Data items

= = =

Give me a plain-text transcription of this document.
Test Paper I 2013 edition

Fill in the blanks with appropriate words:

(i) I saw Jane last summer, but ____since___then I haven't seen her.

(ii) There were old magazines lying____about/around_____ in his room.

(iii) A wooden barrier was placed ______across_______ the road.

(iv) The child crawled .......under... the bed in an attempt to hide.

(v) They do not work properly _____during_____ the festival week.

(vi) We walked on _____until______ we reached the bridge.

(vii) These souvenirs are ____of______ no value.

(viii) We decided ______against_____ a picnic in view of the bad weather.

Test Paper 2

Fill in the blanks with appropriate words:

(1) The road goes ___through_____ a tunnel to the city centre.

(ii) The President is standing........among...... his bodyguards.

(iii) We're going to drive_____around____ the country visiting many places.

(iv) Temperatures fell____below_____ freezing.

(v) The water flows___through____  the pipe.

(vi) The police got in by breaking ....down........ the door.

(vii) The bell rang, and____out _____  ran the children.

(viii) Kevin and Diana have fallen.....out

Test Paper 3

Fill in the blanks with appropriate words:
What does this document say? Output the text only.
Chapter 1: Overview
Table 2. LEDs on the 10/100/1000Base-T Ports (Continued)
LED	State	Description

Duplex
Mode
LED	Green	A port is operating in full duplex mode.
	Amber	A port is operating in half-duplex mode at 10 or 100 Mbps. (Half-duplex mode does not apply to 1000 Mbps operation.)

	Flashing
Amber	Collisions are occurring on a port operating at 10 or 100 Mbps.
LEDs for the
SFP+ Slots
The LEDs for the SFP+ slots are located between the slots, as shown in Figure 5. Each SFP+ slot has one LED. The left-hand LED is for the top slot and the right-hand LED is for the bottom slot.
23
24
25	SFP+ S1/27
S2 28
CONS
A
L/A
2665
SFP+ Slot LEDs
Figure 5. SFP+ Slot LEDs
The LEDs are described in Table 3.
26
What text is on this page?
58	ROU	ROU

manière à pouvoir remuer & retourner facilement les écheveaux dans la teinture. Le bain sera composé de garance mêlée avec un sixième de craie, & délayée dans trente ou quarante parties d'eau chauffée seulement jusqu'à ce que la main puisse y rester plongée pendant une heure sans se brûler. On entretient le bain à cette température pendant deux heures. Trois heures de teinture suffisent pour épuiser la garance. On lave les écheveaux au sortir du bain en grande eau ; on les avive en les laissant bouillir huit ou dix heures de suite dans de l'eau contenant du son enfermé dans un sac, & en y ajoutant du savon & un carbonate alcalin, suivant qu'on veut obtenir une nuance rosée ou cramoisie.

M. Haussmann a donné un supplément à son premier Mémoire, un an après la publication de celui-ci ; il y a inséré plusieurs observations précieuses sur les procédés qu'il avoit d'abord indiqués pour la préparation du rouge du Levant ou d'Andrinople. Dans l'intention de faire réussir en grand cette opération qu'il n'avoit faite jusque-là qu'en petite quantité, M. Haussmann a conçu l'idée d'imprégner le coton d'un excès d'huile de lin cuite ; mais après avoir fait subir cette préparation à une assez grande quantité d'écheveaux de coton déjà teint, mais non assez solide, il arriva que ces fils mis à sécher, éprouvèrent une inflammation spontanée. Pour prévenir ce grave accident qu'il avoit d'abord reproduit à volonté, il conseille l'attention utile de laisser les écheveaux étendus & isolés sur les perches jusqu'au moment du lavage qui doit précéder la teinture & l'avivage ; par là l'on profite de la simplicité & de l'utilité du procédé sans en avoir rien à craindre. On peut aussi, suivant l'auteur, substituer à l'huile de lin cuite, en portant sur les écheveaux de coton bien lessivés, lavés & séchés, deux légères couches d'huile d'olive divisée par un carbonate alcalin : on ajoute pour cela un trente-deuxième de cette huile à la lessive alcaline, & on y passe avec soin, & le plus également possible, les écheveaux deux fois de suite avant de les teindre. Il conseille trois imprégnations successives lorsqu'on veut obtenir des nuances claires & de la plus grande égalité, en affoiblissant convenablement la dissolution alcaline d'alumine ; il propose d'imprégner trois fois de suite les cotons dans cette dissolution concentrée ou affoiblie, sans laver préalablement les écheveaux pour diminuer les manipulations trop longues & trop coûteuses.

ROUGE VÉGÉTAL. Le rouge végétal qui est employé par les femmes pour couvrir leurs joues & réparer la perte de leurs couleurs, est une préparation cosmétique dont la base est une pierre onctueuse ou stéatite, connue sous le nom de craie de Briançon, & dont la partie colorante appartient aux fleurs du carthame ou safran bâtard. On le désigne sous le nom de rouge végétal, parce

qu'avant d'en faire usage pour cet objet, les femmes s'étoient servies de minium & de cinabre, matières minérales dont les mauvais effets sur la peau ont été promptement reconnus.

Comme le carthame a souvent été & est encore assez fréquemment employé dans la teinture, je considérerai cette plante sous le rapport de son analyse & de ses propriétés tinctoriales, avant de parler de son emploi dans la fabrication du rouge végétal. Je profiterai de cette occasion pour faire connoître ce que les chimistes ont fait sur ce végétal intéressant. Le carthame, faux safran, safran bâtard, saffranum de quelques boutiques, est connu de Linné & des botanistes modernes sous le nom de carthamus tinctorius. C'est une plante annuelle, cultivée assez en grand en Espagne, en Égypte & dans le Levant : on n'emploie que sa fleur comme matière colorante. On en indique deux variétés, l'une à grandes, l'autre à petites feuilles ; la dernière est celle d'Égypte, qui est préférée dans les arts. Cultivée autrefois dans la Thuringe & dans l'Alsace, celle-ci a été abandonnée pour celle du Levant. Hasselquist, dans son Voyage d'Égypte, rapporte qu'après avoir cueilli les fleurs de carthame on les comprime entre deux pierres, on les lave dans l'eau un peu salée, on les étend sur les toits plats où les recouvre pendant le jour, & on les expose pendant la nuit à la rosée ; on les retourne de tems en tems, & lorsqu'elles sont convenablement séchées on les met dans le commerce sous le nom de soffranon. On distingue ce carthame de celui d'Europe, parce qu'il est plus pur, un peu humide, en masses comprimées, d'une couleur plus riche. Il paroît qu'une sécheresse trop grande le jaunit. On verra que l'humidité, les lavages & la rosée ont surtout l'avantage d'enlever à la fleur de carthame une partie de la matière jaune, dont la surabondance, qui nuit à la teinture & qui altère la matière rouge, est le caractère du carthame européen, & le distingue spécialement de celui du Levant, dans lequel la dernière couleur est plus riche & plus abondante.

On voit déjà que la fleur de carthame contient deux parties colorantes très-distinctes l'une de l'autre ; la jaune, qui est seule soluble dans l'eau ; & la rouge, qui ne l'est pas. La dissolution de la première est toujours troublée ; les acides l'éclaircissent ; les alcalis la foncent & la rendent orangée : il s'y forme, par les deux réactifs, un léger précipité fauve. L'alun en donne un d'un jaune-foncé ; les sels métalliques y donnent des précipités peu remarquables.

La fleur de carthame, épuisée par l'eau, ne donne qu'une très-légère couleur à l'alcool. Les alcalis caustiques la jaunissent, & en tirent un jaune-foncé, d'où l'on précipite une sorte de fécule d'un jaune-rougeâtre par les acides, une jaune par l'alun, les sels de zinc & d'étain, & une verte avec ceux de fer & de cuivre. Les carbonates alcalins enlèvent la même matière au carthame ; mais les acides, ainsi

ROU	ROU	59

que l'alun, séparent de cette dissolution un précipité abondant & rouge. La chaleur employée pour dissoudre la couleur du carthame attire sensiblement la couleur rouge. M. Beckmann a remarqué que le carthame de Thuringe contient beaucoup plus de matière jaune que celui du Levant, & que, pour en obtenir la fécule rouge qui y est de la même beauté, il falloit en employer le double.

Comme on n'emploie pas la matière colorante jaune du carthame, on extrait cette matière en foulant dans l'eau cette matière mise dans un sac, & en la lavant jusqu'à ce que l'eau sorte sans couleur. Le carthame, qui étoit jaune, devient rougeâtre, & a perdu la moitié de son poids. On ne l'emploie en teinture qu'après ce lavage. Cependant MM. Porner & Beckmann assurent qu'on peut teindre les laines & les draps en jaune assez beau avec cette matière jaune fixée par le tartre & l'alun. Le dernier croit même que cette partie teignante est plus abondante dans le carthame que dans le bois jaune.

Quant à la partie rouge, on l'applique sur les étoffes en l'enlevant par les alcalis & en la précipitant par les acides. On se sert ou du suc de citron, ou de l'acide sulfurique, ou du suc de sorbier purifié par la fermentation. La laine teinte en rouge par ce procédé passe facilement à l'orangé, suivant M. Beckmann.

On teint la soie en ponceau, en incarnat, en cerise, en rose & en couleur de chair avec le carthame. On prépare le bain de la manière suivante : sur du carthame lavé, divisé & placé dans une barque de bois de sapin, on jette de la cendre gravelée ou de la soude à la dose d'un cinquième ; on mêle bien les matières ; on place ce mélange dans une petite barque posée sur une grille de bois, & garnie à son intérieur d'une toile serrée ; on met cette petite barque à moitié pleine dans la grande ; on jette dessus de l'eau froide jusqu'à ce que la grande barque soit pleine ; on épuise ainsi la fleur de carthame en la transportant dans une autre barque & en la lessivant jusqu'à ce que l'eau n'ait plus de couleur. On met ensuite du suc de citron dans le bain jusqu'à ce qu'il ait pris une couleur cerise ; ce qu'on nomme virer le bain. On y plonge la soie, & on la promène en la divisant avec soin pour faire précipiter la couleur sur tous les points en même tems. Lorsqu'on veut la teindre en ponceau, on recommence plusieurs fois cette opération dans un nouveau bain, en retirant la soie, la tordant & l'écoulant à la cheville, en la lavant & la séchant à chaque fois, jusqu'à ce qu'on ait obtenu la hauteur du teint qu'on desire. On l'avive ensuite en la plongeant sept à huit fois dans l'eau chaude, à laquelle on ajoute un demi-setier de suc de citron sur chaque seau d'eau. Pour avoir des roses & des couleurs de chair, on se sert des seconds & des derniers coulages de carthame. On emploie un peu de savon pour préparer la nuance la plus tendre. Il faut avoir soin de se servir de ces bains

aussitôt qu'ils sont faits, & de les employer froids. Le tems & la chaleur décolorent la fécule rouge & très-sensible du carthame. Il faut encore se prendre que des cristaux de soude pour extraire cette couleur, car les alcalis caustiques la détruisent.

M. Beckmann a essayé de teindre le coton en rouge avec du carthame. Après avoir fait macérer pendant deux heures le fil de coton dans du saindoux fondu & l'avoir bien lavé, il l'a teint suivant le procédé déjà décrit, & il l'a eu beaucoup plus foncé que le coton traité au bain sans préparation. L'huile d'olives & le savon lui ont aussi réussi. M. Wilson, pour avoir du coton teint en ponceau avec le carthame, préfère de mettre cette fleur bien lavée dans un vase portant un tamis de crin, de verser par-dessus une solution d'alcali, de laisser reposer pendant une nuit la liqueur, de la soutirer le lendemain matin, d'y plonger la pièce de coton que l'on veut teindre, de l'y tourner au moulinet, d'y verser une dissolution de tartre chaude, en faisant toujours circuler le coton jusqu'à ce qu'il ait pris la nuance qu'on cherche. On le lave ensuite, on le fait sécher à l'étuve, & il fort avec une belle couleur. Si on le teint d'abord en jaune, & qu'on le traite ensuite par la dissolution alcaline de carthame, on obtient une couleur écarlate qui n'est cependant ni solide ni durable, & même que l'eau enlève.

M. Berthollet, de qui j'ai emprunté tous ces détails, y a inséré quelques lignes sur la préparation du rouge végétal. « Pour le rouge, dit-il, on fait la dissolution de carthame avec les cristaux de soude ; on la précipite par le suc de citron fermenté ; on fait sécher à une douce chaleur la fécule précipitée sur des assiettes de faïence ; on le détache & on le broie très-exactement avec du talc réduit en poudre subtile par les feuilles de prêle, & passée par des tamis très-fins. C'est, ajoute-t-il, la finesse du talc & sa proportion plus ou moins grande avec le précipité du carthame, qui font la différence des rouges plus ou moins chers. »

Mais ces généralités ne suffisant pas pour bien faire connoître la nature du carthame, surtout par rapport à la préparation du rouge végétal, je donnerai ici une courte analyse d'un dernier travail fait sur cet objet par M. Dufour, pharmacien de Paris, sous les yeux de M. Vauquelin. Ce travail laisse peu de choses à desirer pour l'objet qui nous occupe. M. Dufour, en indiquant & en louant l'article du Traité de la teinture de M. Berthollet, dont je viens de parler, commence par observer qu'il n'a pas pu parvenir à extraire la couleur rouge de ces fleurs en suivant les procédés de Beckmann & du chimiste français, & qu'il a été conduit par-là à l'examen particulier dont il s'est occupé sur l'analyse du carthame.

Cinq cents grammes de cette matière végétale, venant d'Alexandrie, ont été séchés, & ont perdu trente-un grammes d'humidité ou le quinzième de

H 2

= = =

* WORK INSTRUCTIONS
Copy every line in the records above that contains the word "Table".

* RESULT FOR THIS EXERCISE
Table 2. LEDs on the 10/100/1000Base-T Ports (Continued)
The LEDs are described in Table 3.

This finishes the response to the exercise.